[Begin]
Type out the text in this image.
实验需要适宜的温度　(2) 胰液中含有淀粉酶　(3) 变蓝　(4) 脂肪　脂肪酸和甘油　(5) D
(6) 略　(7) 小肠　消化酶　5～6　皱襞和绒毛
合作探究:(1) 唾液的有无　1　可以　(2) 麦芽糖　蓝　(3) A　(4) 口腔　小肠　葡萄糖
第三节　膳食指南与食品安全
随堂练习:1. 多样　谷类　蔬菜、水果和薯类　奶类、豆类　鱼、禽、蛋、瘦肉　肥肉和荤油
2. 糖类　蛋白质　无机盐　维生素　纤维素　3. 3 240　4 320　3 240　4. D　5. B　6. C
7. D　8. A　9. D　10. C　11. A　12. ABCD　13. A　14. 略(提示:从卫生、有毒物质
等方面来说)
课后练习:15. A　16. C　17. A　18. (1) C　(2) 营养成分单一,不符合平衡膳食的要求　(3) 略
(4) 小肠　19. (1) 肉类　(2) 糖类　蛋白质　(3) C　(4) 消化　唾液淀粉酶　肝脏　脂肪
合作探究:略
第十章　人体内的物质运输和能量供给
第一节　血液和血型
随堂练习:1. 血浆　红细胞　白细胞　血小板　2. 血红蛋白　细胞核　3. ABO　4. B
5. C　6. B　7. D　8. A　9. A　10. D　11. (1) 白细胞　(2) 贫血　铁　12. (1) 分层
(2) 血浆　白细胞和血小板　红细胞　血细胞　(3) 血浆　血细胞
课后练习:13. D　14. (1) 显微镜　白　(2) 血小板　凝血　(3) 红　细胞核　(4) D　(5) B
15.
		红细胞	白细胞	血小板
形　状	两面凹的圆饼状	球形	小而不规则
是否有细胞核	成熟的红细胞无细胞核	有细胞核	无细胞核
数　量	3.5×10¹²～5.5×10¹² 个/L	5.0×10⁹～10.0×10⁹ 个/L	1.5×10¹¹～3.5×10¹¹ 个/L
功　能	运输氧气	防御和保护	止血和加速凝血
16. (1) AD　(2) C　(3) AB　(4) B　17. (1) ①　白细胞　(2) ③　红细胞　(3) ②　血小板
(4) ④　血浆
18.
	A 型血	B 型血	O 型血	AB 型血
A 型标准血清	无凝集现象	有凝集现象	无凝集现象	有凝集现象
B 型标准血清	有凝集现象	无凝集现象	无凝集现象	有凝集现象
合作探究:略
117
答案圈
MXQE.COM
[End]
## Aim of the exercise
Print the records once more, exactly as they were given.

## Response
Type out the text in this image.
实验需要适宜的温度　(2) 胰液中含有淀粉酶　(3) 变蓝　(4) 脂肪　脂肪酸和甘油　(5) D
(6) 略　(7) 小肠　消化酶　5～6　皱襞和绒毛
合作探究:(1) 唾液的有无　1　可以　(2) 麦芽糖　蓝　(3) A　(4) 口腔　小肠　葡萄糖
第三节　膳食指南与食品安全
随堂练习:1. 多样　谷类　蔬菜、水果和薯类　奶类、豆类　鱼、禽、蛋、瘦肉　肥肉和荤油
2. 糖类　蛋白质　无机盐　维生素　纤维素　3. 3 240　4 320　3 240　4. D　5. B　6. C
7. D　8. A　9. D　10. C　11. A　12. ABCD　13. A　14. 略(提示:从卫生、有毒物质
等方面来说)
课后练习:15. A　16. C　17. A　18. (1) C　(2) 营养成分单一,不符合平衡膳食的要求　(3) 略
(4) 小肠　19. (1) 肉类　(2) 糖类　蛋白质　(3) C　(4) 消化　唾液淀粉酶　肝脏　脂肪
合作探究:略
第十章　人体内的物质运输和能量供给
第一节　血液和血型
随堂练习:1. 血浆　红细胞　白细胞　血小板　2. 血红蛋白　细胞核　3. ABO　4. B
5. C　6. B　7. D　8. A　9. A　10. D　11. (1) 白细胞　(2) 贫血　铁　12. (1) 分层
(2) 血浆　白细胞和血小板　红细胞　血细胞　(3) 血浆　血细胞
课后练习:13. D　14. (1) 显微镜　白　(2) 血小板　凝血　(3) 红　细胞核　(4) D　(5) B
15.
		红细胞	白细胞	血小板
形　状	两面凹的圆饼状	球形	小而不规则
是否有细胞核	成熟的红细胞无细胞核	有细胞核	无细胞核
数　量	3.5×10¹²～5.5×10¹² 个/L	5.0×10⁹～10.0×10⁹ 个/L	1.5×10¹¹～3.5×10¹¹ 个/L
功　能	运输氧气	防御和保护	止血和加速凝血
16. (1) AD　(2) C　(3) AB　(4) B　17. (1) ①　白细胞　(2) ③　红细胞　(3) ②　血小板
(4) ④　血浆
18.
	A 型血	B 型血	O 型血	AB 型血
A 型标准血清	无凝集现象	有凝集现象	无凝集现象	有凝集现象
B 型标准血清	有凝集现象	无凝集现象	无凝集现象	有凝集现象
合作探究:略
117
答案圈
MXQE.COM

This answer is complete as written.